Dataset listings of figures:
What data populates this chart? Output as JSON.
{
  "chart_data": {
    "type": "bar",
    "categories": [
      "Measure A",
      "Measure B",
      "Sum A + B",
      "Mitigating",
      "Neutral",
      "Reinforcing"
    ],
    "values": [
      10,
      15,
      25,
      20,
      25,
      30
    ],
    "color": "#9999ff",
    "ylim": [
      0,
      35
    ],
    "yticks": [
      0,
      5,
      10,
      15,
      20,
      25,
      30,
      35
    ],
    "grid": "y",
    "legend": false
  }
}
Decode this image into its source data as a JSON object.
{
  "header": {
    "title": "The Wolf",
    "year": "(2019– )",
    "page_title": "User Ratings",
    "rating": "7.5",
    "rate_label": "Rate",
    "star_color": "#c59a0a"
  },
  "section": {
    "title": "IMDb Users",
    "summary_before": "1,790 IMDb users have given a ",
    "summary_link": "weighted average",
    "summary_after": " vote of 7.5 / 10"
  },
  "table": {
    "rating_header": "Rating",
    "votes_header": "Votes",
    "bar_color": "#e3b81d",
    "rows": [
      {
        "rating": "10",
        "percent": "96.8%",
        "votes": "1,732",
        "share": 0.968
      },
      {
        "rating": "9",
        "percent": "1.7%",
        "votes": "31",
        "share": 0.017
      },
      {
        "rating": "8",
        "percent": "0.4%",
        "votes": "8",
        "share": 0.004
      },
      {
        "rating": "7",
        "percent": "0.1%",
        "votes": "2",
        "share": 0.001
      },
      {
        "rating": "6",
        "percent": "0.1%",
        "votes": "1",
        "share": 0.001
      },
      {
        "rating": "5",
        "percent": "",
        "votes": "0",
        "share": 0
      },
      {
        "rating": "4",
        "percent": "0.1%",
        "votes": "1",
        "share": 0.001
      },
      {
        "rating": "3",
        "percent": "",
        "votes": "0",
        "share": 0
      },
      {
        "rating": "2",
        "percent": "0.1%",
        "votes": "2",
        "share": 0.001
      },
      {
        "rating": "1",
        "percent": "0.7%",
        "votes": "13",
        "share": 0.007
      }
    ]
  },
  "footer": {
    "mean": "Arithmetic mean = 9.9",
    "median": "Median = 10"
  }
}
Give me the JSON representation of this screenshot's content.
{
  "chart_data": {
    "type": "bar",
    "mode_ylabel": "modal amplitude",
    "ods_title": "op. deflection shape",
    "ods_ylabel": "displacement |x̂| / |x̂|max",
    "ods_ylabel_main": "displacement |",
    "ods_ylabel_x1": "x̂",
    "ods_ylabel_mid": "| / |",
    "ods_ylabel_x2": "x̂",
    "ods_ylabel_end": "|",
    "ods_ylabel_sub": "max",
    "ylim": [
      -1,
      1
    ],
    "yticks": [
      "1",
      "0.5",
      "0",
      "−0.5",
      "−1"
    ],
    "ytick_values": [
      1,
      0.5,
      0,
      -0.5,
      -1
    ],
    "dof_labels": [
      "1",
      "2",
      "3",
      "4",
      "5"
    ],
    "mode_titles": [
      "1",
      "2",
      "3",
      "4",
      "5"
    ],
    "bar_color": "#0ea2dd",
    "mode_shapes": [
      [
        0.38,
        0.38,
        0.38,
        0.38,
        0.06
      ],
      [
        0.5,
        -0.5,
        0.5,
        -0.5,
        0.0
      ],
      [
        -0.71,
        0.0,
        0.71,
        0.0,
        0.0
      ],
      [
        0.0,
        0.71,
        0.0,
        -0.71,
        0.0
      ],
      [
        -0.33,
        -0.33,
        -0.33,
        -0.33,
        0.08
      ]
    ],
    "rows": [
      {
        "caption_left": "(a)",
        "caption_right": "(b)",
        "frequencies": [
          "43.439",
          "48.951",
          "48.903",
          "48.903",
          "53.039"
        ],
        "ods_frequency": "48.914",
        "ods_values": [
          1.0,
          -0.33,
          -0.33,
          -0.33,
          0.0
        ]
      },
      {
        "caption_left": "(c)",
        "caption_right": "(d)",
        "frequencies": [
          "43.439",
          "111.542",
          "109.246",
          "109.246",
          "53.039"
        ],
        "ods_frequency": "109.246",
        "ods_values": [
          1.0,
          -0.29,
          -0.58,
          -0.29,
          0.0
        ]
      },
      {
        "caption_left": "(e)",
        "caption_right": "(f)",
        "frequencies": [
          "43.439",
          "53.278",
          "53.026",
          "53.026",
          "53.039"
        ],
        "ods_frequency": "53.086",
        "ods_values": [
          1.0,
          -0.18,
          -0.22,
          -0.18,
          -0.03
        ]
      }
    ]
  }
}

● SET TASK
Print all the data exactly.

● RESULT
What data populates this chart? Output as JSON.
{
  "chart_data": {
    "type": "bar",
    "categories": [
      "Measure A",
      "Measure B",
      "Sum A + B",
      "Mitigating",
      "Neutral",
      "Reinforcing"
    ],
    "values": [
      10,
      15,
      25,
      20,
      25,
      30
    ],
    "color": "#9999ff",
    "ylim": [
      0,
      35
    ],
    "yticks": [
      0,
      5,
      10,
      15,
      20,
      25,
      30,
      35
    ],
    "grid": "y",
    "legend": false
  }
}
Decode this image into its source data as a JSON object.
{
  "header": {
    "title": "The Wolf",
    "year": "(2019– )",
    "page_title": "User Ratings",
    "rating": "7.5",
    "rate_label": "Rate",
    "star_color": "#c59a0a"
  },
  "section": {
    "title": "IMDb Users",
    "summary_before": "1,790 IMDb users have given a ",
    "summary_link": "weighted average",
    "summary_after": " vote of 7.5 / 10"
  },
  "table": {
    "rating_header": "Rating",
    "votes_header": "Votes",
    "bar_color": "#e3b81d",
    "rows": [
      {
        "rating": "10",
        "percent": "96.8%",
        "votes": "1,732",
        "share": 0.968
      },
      {
        "rating": "9",
        "percent": "1.7%",
        "votes": "31",
        "share": 0.017
      },
      {
        "rating": "8",
        "percent": "0.4%",
        "votes": "8",
        "share": 0.004
      },
      {
        "rating": "7",
        "percent": "0.1%",
        "votes": "2",
        "share": 0.001
      },
      {
        "rating": "6",
        "percent": "0.1%",
        "votes": "1",
        "share": 0.001
      },
      {
        "rating": "5",
        "percent": "",
        "votes": "0",
        "share": 0
      },
      {
        "rating": "4",
        "percent": "0.1%",
        "votes": "1",
        "share": 0.001
      },
      {
        "rating": "3",
        "percent": "",
        "votes": "0",
        "share": 0
      },
      {
        "rating": "2",
        "percent": "0.1%",
        "votes": "2",
        "share": 0.001
      },
      {
        "rating": "1",
        "percent": "0.7%",
        "votes": "13",
        "share": 0.007
      }
    ]
  },
  "footer": {
    "mean": "Arithmetic mean = 9.9",
    "median": "Median = 10"
  }
}
Give me the JSON representation of this screenshot's content.
{
  "chart_data": {
    "type": "bar",
    "mode_ylabel": "modal amplitude",
    "ods_title": "op. deflection shape",
    "ods_ylabel": "displacement |x̂| / |x̂|max",
    "ods_ylabel_main": "displacement |",
    "ods_ylabel_x1": "x̂",
    "ods_ylabel_mid": "| / |",
    "ods_ylabel_x2": "x̂",
    "ods_ylabel_end": "|",
    "ods_ylabel_sub": "max",
    "ylim": [
      -1,
      1
    ],
    "yticks": [
      "1",
      "0.5",
      "0",
      "−0.5",
      "−1"
    ],
    "ytick_values": [
      1,
      0.5,
      0,
      -0.5,
      -1
    ],
    "dof_labels": [
      "1",
      "2",
      "3",
      "4",
      "5"
    ],
    "mode_titles": [
      "1",
      "2",
      "3",
      "4",
      "5"
    ],
    "bar_color": "#0ea2dd",
    "mode_shapes": [
      [
        0.38,
        0.38,
        0.38,
        0.38,
        0.06
      ],
      [
        0.5,
        -0.5,
        0.5,
        -0.5,
        0.0
      ],
      [
        -0.71,
        0.0,
        0.71,
        0.0,
        0.0
      ],
      [
        0.0,
        0.71,
        0.0,
        -0.71,
        0.0
      ],
      [
        -0.33,
        -0.33,
        -0.33,
        -0.33,
        0.08
      ]
    ],
    "rows": [
      {
        "caption_left": "(a)",
        "caption_right": "(b)",
        "frequencies": [
          "43.439",
          "48.951",
          "48.903",
          "48.903",
          "53.039"
        ],
        "ods_frequency": "48.914",
        "ods_values": [
          1.0,
          -0.33,
          -0.33,
          -0.33,
          0.0
        ]
      },
      {
        "caption_left": "(c)",
        "caption_right": "(d)",
        "frequencies": [
          "43.439",
          "111.542",
          "109.246",
          "109.246",
          "53.039"
        ],
        "ods_frequency": "109.246",
        "ods_values": [
          1.0,
          -0.29,
          -0.58,
          -0.29,
          0.0
        ]
      },
      {
        "caption_left": "(e)",
        "caption_right": "(f)",
        "frequencies": [
          "43.439",
          "53.278",
          "53.026",
          "53.026",
          "53.039"
        ],
        "ods_frequency": "53.086",
        "ods_values": [
          1.0,
          -0.18,
          -0.22,
          -0.18,
          -0.03
        ]
      }
    ]
  }
}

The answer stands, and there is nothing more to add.